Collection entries
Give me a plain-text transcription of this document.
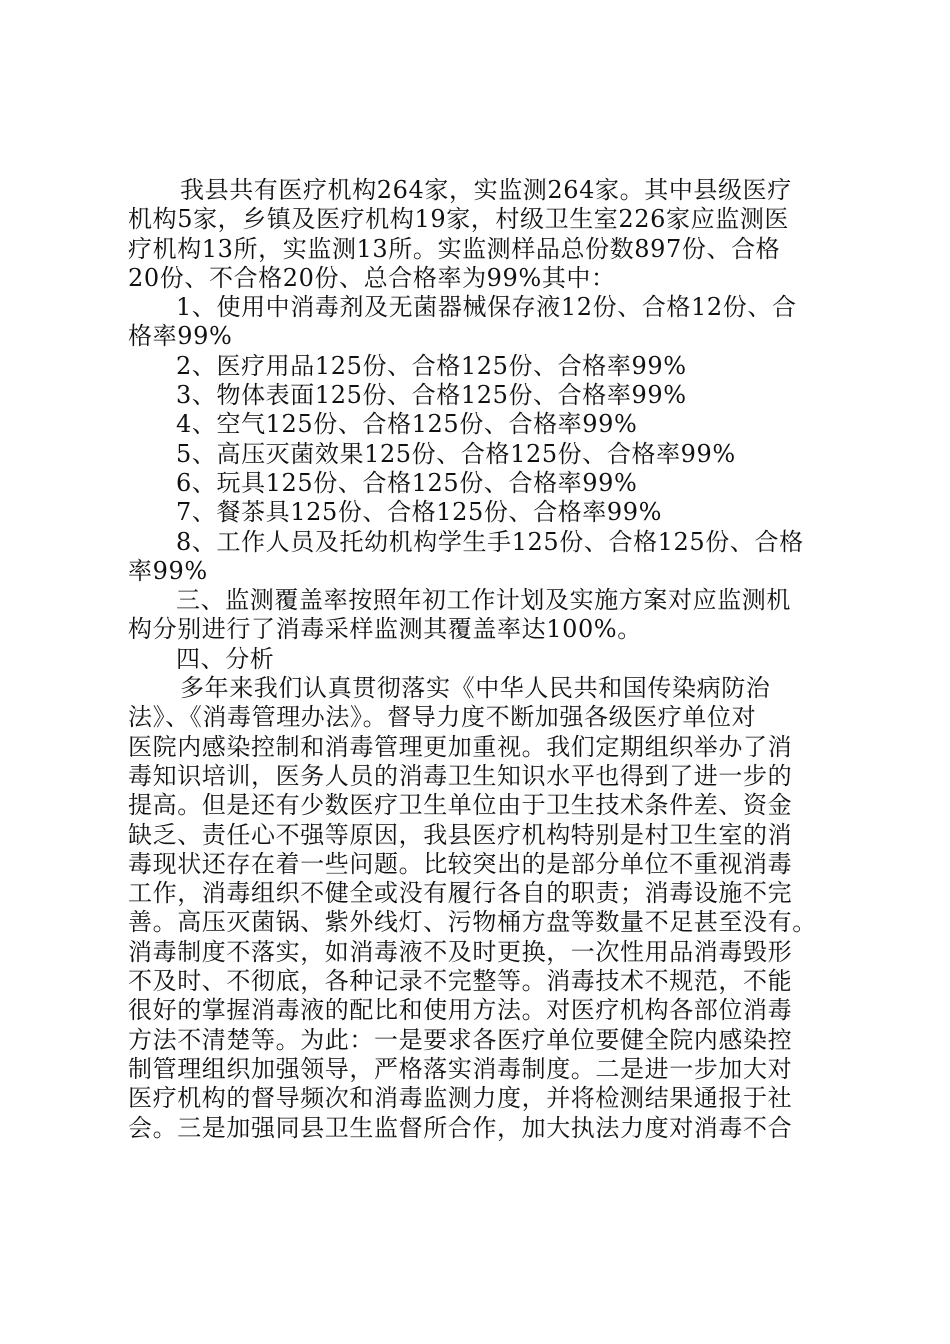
我县共有医疗机构264家，实监测264家。其中县级医疗

机构5家，乡镇及医疗机构19家，村级卫生室226家应监测医

疗机构13所，实监测13所。实监测样品总份数897份、合格

20份、不合格20份、总合格率为99%其中：

1、使用中消毒剂及无菌器械保存液12份、合格12份、合

格率99%

2、医疗用品125份、合格125份、合格率99%

3、物体表面125份、合格125份、合格率99%

4、空气125份、合格125份、合格率99%

5、高压灭菌效果125份、合格125份、合格率99%

6、玩具125份、合格125份、合格率99%

7、餐茶具125份、合格125份、合格率99%

8、工作人员及托幼机构学生手125份、合格125份、合格

率99%

三、监测覆盖率按照年初工作计划及实施方案对应监测机

构分别进行了消毒采样监测其覆盖率达100%。

四、分析

多年来我们认真贯彻落实《中华人民共和国传染病防治

法》、《消毒管理办法》。督导力度不断加强各级医疗单位对

医院内感染控制和消毒管理更加重视。我们定期组织举办了消

毒知识培训，医务人员的消毒卫生知识水平也得到了进一步的

提高。但是还有少数医疗卫生单位由于卫生技术条件差、资金

缺乏、责任心不强等原因，我县医疗机构特别是村卫生室的消

毒现状还存在着一些问题。比较突出的是部分单位不重视消毒

工作，消毒组织不健全或没有履行各自的职责；消毒设施不完

善。高压灭菌锅、紫外线灯、污物桶方盘等数量不足甚至没有。

消毒制度不落实，如消毒液不及时更换，一次性用品消毒毁形

不及时、不彻底，各种记录不完整等。消毒技术不规范，不能

很好的掌握消毒液的配比和使用方法。对医疗机构各部位消毒

方法不清楚等。为此：一是要求各医疗单位要健全院内感染控

制管理组织加强领导，严格落实消毒制度。二是进一步加大对

医疗机构的督导频次和消毒监测力度，并将检测结果通报于社

会。三是加强同县卫生监督所合作，加大执法力度对消毒不合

EXERCISE PROMPT: Print each entry shown above with exact wording and no pictures.

THE COMPLETED TASK:
Give me a plain-text transcription of this document.
我县共有医疗机构264家，实监测264家。其中县级医疗

机构5家，乡镇及医疗机构19家，村级卫生室226家应监测医

疗机构13所，实监测13所。实监测样品总份数897份、合格

20份、不合格20份、总合格率为99%其中：

1、使用中消毒剂及无菌器械保存液12份、合格12份、合

格率99%

2、医疗用品125份、合格125份、合格率99%

3、物体表面125份、合格125份、合格率99%

4、空气125份、合格125份、合格率99%

5、高压灭菌效果125份、合格125份、合格率99%

6、玩具125份、合格125份、合格率99%

7、餐茶具125份、合格125份、合格率99%

8、工作人员及托幼机构学生手125份、合格125份、合格

率99%

三、监测覆盖率按照年初工作计划及实施方案对应监测机

构分别进行了消毒采样监测其覆盖率达100%。

四、分析

多年来我们认真贯彻落实《中华人民共和国传染病防治

法》、《消毒管理办法》。督导力度不断加强各级医疗单位对

医院内感染控制和消毒管理更加重视。我们定期组织举办了消

毒知识培训，医务人员的消毒卫生知识水平也得到了进一步的

提高。但是还有少数医疗卫生单位由于卫生技术条件差、资金

缺乏、责任心不强等原因，我县医疗机构特别是村卫生室的消

毒现状还存在着一些问题。比较突出的是部分单位不重视消毒

工作，消毒组织不健全或没有履行各自的职责；消毒设施不完

善。高压灭菌锅、紫外线灯、污物桶方盘等数量不足甚至没有。

消毒制度不落实，如消毒液不及时更换，一次性用品消毒毁形

不及时、不彻底，各种记录不完整等。消毒技术不规范，不能

很好的掌握消毒液的配比和使用方法。对医疗机构各部位消毒

方法不清楚等。为此：一是要求各医疗单位要健全院内感染控

制管理组织加强领导，严格落实消毒制度。二是进一步加大对

医疗机构的督导频次和消毒监测力度，并将检测结果通报于社

会。三是加强同县卫生监督所合作，加大执法力度对消毒不合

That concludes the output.